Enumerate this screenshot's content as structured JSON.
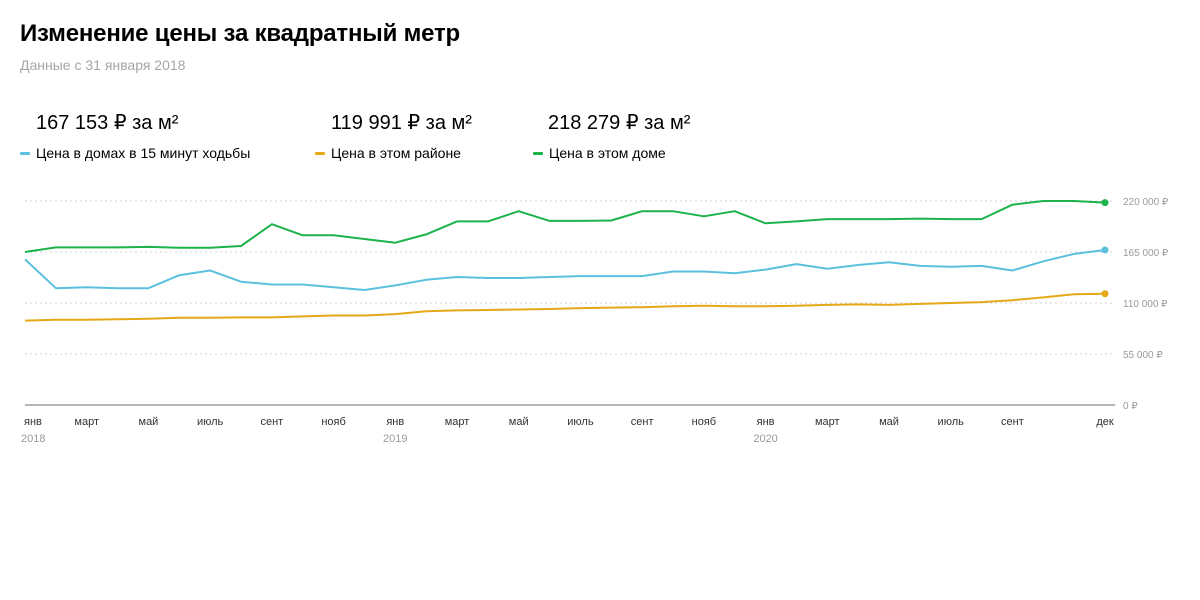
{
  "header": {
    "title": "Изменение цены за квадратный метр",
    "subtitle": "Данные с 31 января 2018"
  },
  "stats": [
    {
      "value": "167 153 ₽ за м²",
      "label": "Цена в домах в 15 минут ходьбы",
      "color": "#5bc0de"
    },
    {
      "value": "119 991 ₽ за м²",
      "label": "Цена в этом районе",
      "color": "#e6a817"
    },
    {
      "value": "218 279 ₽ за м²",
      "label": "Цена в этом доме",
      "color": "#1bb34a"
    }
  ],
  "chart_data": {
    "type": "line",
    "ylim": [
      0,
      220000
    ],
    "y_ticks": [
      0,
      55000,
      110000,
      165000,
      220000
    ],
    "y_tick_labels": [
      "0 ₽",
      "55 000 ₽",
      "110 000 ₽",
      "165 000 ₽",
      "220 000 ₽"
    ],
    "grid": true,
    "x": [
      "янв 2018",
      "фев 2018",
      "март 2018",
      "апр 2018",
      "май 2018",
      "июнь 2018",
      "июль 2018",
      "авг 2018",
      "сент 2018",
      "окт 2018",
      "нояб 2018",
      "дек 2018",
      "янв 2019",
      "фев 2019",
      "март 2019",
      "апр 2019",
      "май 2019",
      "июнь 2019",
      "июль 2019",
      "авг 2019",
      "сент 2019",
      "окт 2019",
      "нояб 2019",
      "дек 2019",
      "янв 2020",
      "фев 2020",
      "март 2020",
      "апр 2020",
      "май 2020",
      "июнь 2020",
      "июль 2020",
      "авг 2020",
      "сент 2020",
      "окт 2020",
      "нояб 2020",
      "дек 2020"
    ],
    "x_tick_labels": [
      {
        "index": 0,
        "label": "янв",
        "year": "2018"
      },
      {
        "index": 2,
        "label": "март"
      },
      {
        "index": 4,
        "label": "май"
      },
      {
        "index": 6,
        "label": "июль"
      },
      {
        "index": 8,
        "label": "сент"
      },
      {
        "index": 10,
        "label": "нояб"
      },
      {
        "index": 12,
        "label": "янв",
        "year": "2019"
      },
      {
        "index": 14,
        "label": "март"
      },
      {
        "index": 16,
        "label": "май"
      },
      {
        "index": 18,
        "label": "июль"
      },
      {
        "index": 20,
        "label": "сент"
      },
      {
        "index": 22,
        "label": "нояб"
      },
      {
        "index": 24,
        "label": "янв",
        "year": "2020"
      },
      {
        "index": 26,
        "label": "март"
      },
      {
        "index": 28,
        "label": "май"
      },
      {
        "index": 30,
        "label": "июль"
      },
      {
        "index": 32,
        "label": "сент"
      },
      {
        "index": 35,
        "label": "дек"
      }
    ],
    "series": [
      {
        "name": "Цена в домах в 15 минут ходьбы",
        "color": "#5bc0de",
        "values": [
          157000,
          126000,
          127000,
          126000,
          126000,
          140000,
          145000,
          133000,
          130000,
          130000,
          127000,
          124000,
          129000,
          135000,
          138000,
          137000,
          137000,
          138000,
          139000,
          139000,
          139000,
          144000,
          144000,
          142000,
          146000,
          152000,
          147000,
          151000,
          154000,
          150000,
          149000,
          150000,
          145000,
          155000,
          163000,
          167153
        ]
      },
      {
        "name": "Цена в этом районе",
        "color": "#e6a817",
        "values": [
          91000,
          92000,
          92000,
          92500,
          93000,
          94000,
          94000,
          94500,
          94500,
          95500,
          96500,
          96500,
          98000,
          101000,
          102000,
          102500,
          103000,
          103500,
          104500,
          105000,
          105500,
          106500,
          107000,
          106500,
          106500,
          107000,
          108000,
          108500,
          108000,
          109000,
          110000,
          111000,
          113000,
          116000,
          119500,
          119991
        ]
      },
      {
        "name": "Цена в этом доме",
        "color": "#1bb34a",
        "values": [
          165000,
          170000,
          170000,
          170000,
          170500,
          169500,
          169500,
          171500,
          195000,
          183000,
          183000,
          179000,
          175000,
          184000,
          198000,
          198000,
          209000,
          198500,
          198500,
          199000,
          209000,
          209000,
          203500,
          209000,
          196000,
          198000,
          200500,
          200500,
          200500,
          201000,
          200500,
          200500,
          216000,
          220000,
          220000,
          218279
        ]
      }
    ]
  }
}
+++++
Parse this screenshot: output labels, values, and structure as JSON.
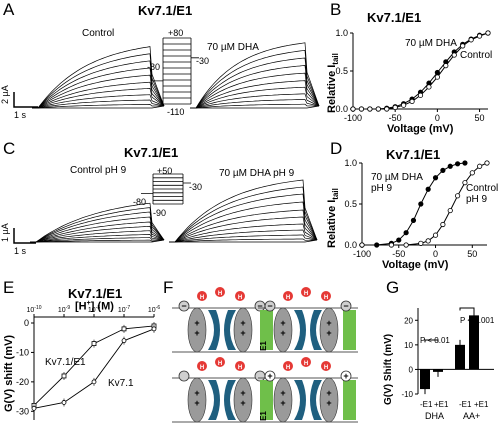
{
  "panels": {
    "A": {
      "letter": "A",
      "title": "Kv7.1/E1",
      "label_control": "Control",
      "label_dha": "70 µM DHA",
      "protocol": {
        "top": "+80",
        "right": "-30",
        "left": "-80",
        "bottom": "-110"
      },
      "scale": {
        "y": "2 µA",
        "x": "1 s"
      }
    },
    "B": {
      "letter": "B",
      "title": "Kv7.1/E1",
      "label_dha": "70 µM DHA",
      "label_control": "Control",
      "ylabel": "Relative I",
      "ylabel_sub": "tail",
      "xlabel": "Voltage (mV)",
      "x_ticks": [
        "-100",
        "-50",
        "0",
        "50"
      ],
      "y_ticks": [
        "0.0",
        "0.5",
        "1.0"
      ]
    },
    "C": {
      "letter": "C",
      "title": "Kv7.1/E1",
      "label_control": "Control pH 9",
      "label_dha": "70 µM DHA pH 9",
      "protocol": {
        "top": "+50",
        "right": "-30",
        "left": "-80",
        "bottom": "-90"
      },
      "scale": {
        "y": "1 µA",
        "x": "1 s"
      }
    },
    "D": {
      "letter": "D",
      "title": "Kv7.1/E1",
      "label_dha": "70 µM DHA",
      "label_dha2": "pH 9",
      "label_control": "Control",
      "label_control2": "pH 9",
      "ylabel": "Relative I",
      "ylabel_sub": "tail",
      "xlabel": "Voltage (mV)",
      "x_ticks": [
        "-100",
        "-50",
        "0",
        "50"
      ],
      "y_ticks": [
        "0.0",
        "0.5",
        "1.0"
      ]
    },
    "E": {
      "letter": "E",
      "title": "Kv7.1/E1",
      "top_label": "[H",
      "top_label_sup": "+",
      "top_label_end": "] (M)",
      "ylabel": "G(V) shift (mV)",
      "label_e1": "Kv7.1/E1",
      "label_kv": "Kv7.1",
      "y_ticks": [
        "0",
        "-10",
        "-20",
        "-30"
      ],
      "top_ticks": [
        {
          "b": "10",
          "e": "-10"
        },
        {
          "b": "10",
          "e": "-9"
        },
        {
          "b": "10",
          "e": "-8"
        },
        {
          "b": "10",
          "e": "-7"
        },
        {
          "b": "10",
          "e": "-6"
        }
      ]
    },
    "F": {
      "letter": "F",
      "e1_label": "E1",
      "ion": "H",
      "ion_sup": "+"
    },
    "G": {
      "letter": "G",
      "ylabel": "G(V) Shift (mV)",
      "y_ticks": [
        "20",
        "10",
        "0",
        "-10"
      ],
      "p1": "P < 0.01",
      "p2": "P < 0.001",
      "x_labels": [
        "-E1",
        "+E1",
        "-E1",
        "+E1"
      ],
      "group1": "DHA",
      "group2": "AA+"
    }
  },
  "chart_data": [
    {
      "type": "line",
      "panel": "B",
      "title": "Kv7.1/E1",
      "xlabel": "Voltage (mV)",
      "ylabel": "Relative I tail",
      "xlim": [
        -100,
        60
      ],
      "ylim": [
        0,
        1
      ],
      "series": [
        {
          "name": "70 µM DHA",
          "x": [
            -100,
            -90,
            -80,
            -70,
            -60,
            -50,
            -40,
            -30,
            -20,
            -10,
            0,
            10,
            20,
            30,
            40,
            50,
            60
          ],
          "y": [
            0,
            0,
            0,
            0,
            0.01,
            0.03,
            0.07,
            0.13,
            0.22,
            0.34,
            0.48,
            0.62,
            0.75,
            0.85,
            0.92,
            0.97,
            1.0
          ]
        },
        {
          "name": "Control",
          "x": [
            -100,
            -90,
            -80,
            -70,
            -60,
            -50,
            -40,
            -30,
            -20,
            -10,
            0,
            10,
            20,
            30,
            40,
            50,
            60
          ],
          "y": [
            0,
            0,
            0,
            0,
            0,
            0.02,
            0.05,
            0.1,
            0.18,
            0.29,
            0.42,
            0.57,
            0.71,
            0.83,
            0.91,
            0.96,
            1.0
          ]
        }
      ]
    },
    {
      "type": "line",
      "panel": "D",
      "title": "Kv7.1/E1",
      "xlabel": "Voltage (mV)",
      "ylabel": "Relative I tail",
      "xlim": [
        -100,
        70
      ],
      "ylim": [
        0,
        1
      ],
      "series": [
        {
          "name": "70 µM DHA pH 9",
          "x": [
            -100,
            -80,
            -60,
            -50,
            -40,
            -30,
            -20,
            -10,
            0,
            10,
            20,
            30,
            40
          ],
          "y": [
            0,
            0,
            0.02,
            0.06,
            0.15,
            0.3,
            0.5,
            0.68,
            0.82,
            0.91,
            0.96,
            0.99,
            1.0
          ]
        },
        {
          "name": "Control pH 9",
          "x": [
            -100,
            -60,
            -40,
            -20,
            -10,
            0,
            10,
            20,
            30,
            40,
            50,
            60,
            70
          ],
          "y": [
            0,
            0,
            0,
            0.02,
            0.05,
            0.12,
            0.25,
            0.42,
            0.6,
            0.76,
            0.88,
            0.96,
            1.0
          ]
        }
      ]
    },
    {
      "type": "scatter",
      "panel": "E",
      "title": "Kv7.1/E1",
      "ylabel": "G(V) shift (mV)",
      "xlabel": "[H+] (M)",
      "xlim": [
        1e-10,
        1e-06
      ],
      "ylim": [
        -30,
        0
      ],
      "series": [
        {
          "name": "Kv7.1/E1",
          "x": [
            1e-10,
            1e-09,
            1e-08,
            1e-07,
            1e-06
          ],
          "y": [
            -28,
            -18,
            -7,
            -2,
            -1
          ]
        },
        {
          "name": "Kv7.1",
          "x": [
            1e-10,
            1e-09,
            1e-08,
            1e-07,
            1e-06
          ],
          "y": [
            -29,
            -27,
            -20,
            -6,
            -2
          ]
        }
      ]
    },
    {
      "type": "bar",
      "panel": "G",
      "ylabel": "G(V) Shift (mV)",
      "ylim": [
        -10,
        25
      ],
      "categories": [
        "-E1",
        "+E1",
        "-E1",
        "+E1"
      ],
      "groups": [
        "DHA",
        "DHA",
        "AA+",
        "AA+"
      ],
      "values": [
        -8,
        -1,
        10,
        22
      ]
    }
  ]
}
+++++
== What you have to do ==
Collect every line from the records above that contains the word "letter".

== Output for this exercise ==
      "letter": "A",
      "letter": "B",
      "letter": "C",
      "letter": "D",
      "letter": "E",
      "letter": "F",
      "letter": "G",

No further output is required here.